GOAL → Take every line that has the string "marker" and copy it out.

EXTRACTED MATERIAL →

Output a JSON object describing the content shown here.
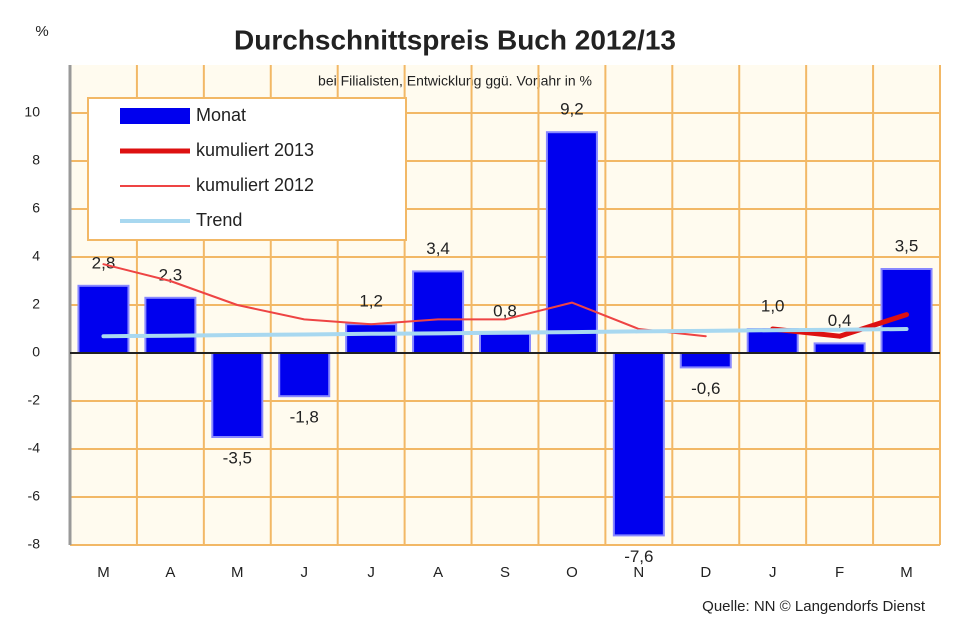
{
  "chart_data": {
    "type": "bar",
    "title": "Durchschnittspreis Buch 2012/13",
    "subtitle": "bei Filialisten, Entwicklung ggü. Vorjahr in %",
    "y_label": "%",
    "source": "Quelle: NN © Langendorfs Dienst",
    "categories": [
      "M",
      "A",
      "M",
      "J",
      "J",
      "A",
      "S",
      "O",
      "N",
      "D",
      "J",
      "F",
      "M"
    ],
    "ylim": [
      -8,
      12
    ],
    "yticks": [
      -8,
      -6,
      -4,
      -2,
      0,
      2,
      4,
      6,
      8,
      10
    ],
    "grid": true,
    "grid_color": "#f2b866",
    "legend": "upper left",
    "series": [
      {
        "name": "Monat",
        "type": "bar",
        "color": "#0000ee",
        "legend_color": "#0000ee",
        "values": [
          2.8,
          2.3,
          -3.5,
          -1.8,
          1.2,
          3.4,
          0.8,
          9.2,
          -7.6,
          -0.6,
          1.0,
          0.4,
          3.5
        ],
        "value_labels": [
          "2,8",
          "2,3",
          "-3,5",
          "-1,8",
          "1,2",
          "3,4",
          "0,8",
          "9,2",
          "-7,6",
          "-0,6",
          "1,0",
          "0,4",
          "3,5"
        ]
      },
      {
        "name": "kumuliert 2013",
        "type": "line",
        "color": "#dd1111",
        "legend_color": "#dd1111",
        "width": 5,
        "values": [
          null,
          null,
          null,
          null,
          null,
          null,
          null,
          null,
          null,
          null,
          1.0,
          0.7,
          1.6
        ]
      },
      {
        "name": "kumuliert 2012",
        "type": "line",
        "color": "#ee4444",
        "legend_color": "#111111",
        "width": 2,
        "values": [
          3.7,
          3.0,
          2.0,
          1.4,
          1.2,
          1.4,
          1.4,
          2.1,
          1.0,
          0.7,
          null,
          null,
          null
        ]
      },
      {
        "name": "Trend",
        "type": "line",
        "color": "#a8d8f0",
        "legend_color": "#3355ee",
        "width": 4,
        "values": [
          0.7,
          0.72,
          0.75,
          0.77,
          0.8,
          0.82,
          0.85,
          0.87,
          0.9,
          0.92,
          0.95,
          0.97,
          1.0
        ]
      }
    ]
  }
}
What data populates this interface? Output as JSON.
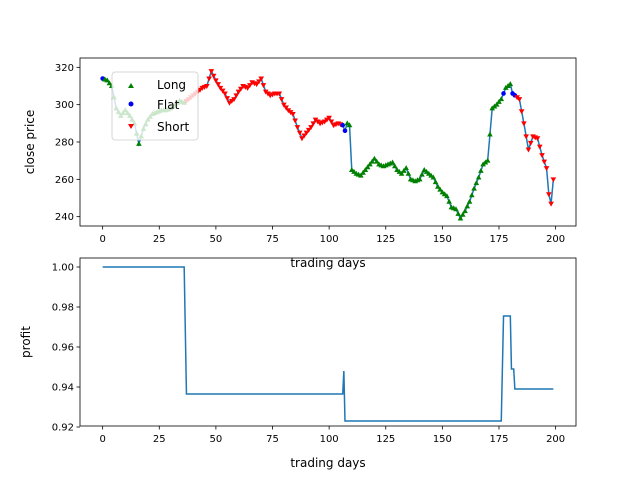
{
  "colors": {
    "line": "#1f77b4",
    "long": "#008000",
    "flat": "#0000ff",
    "short": "#ff0000",
    "axis": "#000000"
  },
  "chart_data": [
    {
      "type": "line",
      "title": "",
      "xlabel": "trading days",
      "ylabel": "close price",
      "xlim": [
        -10,
        209
      ],
      "ylim": [
        235,
        325
      ],
      "xticks": [
        0,
        25,
        50,
        75,
        100,
        125,
        150,
        175,
        200
      ],
      "yticks": [
        240,
        260,
        280,
        300,
        320
      ],
      "grid": false,
      "legend": {
        "position": "upper-left",
        "entries": [
          {
            "label": "Long",
            "marker": "triangle-up",
            "color": "#008000"
          },
          {
            "label": "Flat",
            "marker": "circle",
            "color": "#0000ff"
          },
          {
            "label": "Short",
            "marker": "triangle-down",
            "color": "#ff0000"
          }
        ]
      },
      "price_anchors": [
        [
          0,
          314
        ],
        [
          2,
          313
        ],
        [
          4,
          310
        ],
        [
          6,
          298
        ],
        [
          8,
          294
        ],
        [
          10,
          297
        ],
        [
          12,
          294
        ],
        [
          14,
          290
        ],
        [
          16,
          279
        ],
        [
          18,
          287
        ],
        [
          20,
          292
        ],
        [
          22,
          295
        ],
        [
          24,
          296
        ],
        [
          26,
          297
        ],
        [
          28,
          297
        ],
        [
          30,
          298
        ],
        [
          32,
          300
        ],
        [
          34,
          302
        ],
        [
          36,
          301
        ],
        [
          38,
          303
        ],
        [
          40,
          305
        ],
        [
          42,
          307
        ],
        [
          44,
          309
        ],
        [
          46,
          310
        ],
        [
          48,
          318
        ],
        [
          50,
          313
        ],
        [
          52,
          309
        ],
        [
          54,
          306
        ],
        [
          56,
          301
        ],
        [
          58,
          303
        ],
        [
          60,
          307
        ],
        [
          62,
          310
        ],
        [
          64,
          309
        ],
        [
          66,
          312
        ],
        [
          68,
          311
        ],
        [
          70,
          314
        ],
        [
          72,
          307
        ],
        [
          74,
          305
        ],
        [
          76,
          306
        ],
        [
          78,
          306
        ],
        [
          80,
          300
        ],
        [
          82,
          297
        ],
        [
          84,
          295
        ],
        [
          86,
          288
        ],
        [
          88,
          282
        ],
        [
          90,
          285
        ],
        [
          92,
          288
        ],
        [
          94,
          292
        ],
        [
          96,
          290
        ],
        [
          98,
          291
        ],
        [
          100,
          293
        ],
        [
          102,
          289
        ],
        [
          104,
          290
        ],
        [
          106,
          289
        ],
        [
          107,
          286
        ],
        [
          108,
          290
        ],
        [
          109,
          289
        ],
        [
          110,
          265
        ],
        [
          112,
          263
        ],
        [
          114,
          262
        ],
        [
          116,
          265
        ],
        [
          118,
          268
        ],
        [
          120,
          271
        ],
        [
          122,
          268
        ],
        [
          124,
          267
        ],
        [
          126,
          268
        ],
        [
          128,
          269
        ],
        [
          130,
          265
        ],
        [
          132,
          263
        ],
        [
          134,
          266
        ],
        [
          136,
          260
        ],
        [
          138,
          259
        ],
        [
          140,
          260
        ],
        [
          142,
          265
        ],
        [
          144,
          263
        ],
        [
          146,
          261
        ],
        [
          148,
          256
        ],
        [
          150,
          253
        ],
        [
          152,
          251
        ],
        [
          154,
          245
        ],
        [
          156,
          244
        ],
        [
          158,
          239
        ],
        [
          160,
          243
        ],
        [
          162,
          248
        ],
        [
          164,
          255
        ],
        [
          166,
          261
        ],
        [
          168,
          268
        ],
        [
          170,
          270
        ],
        [
          172,
          298
        ],
        [
          174,
          300
        ],
        [
          176,
          303
        ],
        [
          178,
          309
        ],
        [
          180,
          311
        ],
        [
          181,
          306
        ],
        [
          182,
          305
        ],
        [
          184,
          303
        ],
        [
          186,
          290
        ],
        [
          188,
          276
        ],
        [
          190,
          283
        ],
        [
          192,
          282
        ],
        [
          194,
          273
        ],
        [
          196,
          266
        ],
        [
          197,
          252
        ],
        [
          198,
          247
        ],
        [
          199,
          260
        ]
      ],
      "position_segments": [
        {
          "from": 0,
          "to": 0,
          "type": "flat"
        },
        {
          "from": 1,
          "to": 36,
          "type": "long"
        },
        {
          "from": 37,
          "to": 105,
          "type": "short"
        },
        {
          "from": 106,
          "to": 106,
          "type": "flat"
        },
        {
          "from": 107,
          "to": 107,
          "type": "flat"
        },
        {
          "from": 108,
          "to": 176,
          "type": "long"
        },
        {
          "from": 177,
          "to": 177,
          "type": "flat"
        },
        {
          "from": 178,
          "to": 180,
          "type": "long"
        },
        {
          "from": 181,
          "to": 181,
          "type": "flat"
        },
        {
          "from": 182,
          "to": 182,
          "type": "flat"
        },
        {
          "from": 183,
          "to": 199,
          "type": "short"
        }
      ]
    },
    {
      "type": "line",
      "title": "",
      "xlabel": "trading days",
      "ylabel": "profit",
      "xlim": [
        -10,
        209
      ],
      "ylim": [
        0.9205,
        1.0045
      ],
      "xticks": [
        0,
        25,
        50,
        75,
        100,
        125,
        150,
        175,
        200
      ],
      "yticks": [
        0.92,
        0.94,
        0.96,
        0.98,
        1.0
      ],
      "ytick_labels": [
        "0.92",
        "0.94",
        "0.96",
        "0.98",
        "1.00"
      ],
      "grid": false,
      "points": [
        [
          0,
          1.0
        ],
        [
          36,
          1.0
        ],
        [
          37,
          0.9365
        ],
        [
          106,
          0.9365
        ],
        [
          106.5,
          0.948
        ],
        [
          107,
          0.923
        ],
        [
          176,
          0.923
        ],
        [
          177,
          0.9755
        ],
        [
          180,
          0.9755
        ],
        [
          180.5,
          0.949
        ],
        [
          181.5,
          0.949
        ],
        [
          182,
          0.939
        ],
        [
          199,
          0.939
        ]
      ]
    }
  ]
}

SOLUTION FOR THIS PROBLEM →
            "marker": "triangle-up",
            "marker": "circle",
            "marker": "triangle-down",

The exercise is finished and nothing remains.